* **What to do**: Say how many lines contain "document"; the answer is the number alone.

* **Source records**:
========================================================================

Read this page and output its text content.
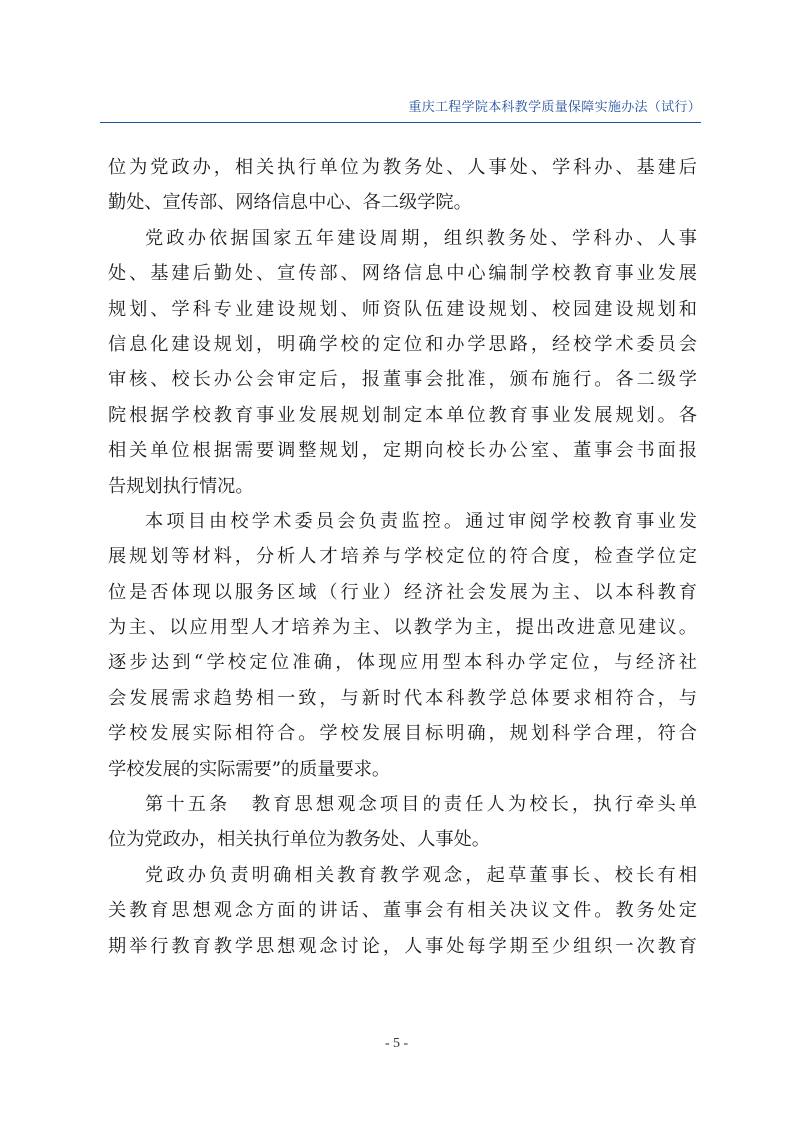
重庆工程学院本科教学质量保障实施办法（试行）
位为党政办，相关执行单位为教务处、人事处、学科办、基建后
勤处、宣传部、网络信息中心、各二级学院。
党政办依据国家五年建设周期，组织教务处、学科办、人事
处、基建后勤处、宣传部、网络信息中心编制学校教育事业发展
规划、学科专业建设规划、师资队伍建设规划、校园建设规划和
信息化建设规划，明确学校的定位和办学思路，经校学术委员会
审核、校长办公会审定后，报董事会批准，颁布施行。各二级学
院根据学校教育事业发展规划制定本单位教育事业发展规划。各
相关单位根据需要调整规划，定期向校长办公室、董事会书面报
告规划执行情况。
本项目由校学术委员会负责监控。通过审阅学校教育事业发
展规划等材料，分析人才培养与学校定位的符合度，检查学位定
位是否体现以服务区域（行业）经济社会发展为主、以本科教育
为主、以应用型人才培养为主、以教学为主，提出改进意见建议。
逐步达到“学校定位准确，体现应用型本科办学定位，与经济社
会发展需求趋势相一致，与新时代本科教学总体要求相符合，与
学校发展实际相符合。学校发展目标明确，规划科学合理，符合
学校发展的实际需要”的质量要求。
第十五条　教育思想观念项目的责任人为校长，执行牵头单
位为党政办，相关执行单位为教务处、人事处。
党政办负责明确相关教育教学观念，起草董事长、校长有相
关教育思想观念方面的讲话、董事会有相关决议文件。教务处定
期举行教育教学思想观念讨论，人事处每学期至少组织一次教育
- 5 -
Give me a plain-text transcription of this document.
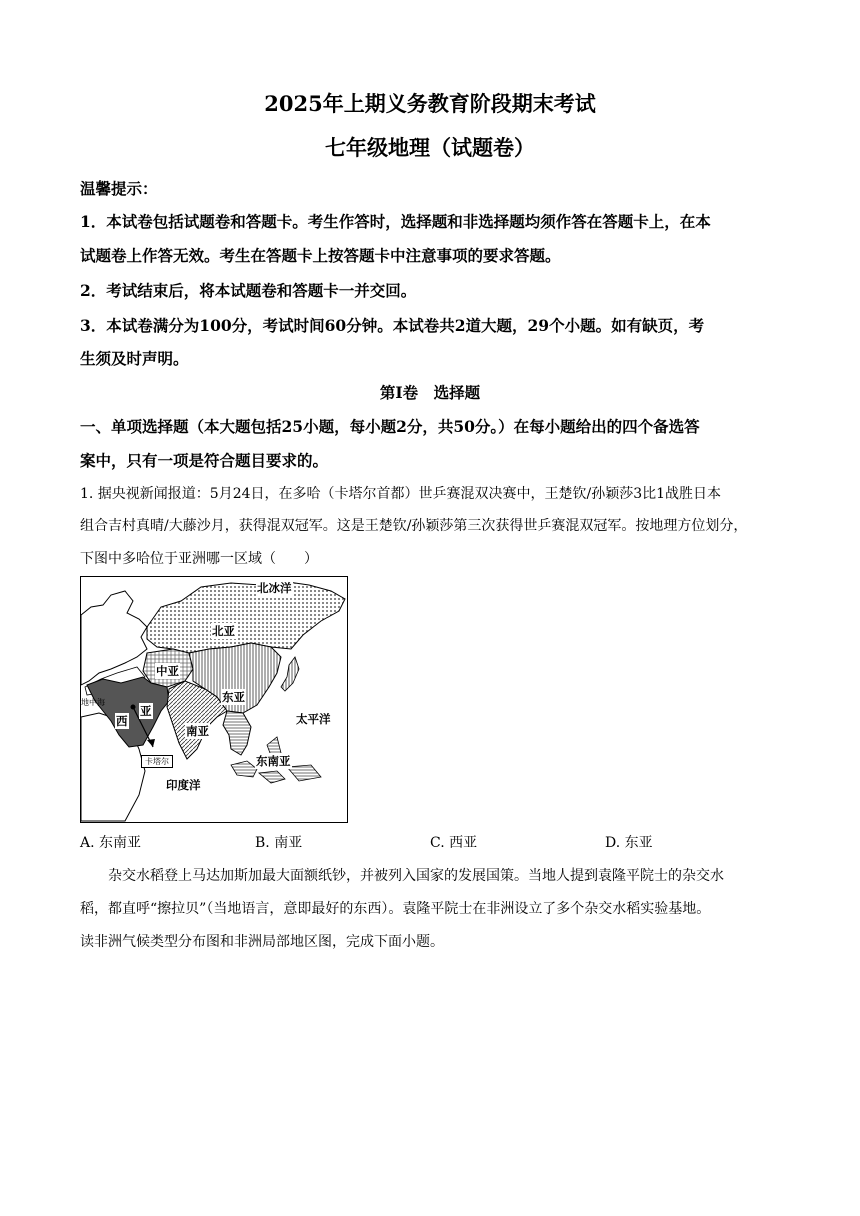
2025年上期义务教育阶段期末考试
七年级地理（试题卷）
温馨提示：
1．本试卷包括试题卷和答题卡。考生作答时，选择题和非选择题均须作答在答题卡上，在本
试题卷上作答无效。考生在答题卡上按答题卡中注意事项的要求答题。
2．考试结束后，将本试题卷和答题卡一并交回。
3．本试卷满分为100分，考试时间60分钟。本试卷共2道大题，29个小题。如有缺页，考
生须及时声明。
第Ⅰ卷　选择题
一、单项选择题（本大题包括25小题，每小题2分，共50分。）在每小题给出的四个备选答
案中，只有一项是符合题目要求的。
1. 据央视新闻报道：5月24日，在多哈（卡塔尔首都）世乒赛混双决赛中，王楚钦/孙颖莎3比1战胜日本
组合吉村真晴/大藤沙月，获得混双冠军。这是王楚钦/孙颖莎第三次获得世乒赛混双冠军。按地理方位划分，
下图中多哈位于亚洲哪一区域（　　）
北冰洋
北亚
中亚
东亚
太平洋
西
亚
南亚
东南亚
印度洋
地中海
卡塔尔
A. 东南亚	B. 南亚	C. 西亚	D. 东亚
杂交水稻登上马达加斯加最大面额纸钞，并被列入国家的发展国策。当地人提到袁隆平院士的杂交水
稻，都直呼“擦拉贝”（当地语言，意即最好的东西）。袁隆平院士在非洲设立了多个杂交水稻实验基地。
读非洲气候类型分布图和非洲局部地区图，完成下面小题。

========================================================================

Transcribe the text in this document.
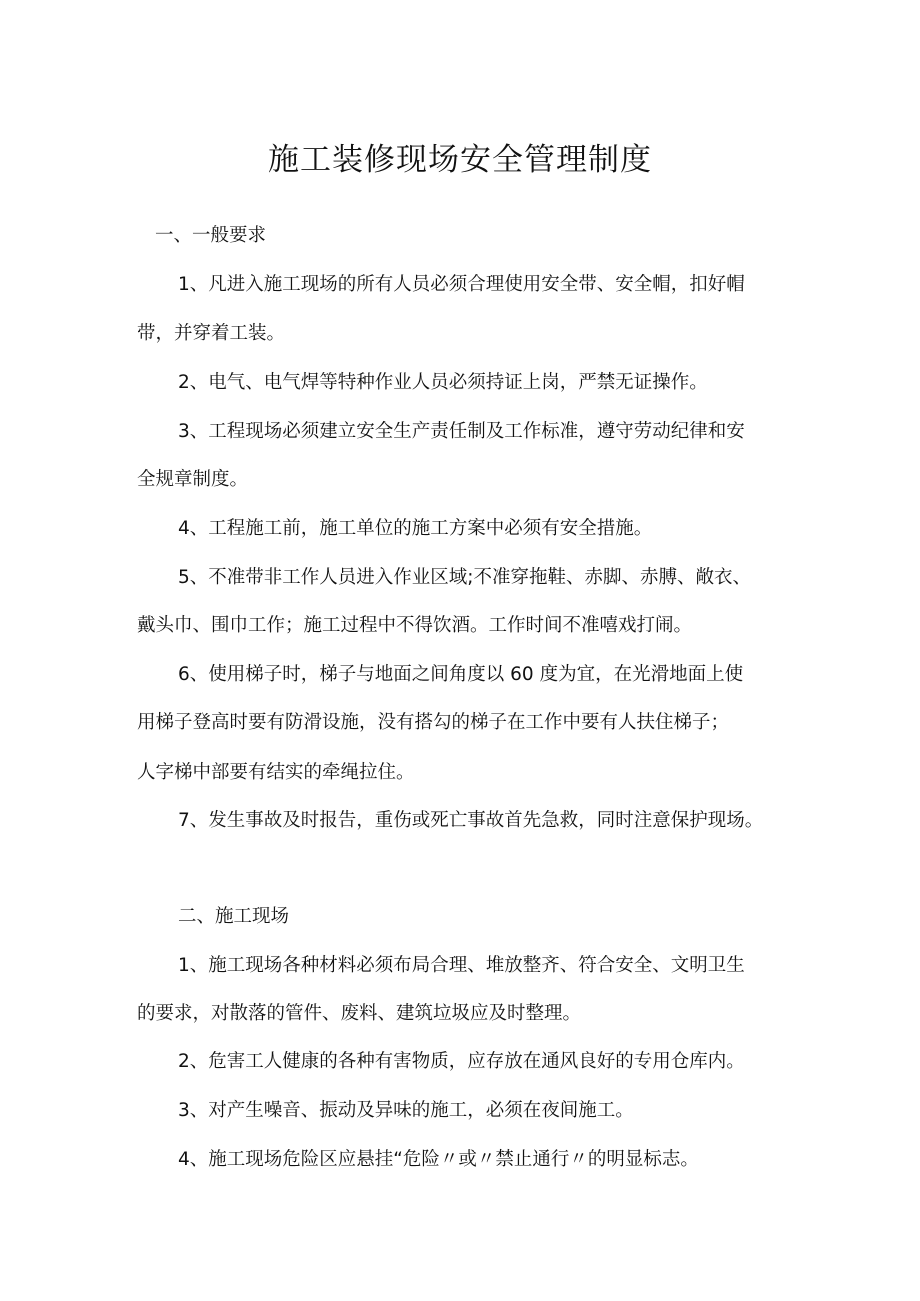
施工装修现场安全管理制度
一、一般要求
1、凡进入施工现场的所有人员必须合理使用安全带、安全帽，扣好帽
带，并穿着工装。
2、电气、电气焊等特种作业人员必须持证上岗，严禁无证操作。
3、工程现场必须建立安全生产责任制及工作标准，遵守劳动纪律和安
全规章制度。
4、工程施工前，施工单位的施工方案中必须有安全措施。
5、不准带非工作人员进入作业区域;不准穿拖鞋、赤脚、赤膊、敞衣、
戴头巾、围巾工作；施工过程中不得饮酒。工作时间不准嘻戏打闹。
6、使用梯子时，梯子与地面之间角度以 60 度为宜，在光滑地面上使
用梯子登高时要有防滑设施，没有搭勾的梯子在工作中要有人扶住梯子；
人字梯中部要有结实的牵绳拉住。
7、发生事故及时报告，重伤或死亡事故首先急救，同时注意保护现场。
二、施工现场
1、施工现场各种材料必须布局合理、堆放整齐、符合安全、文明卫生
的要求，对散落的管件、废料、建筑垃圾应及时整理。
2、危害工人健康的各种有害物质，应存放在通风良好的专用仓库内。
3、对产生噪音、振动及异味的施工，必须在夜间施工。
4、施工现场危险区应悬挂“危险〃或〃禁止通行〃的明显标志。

========================================================================

* **Full solution**: 2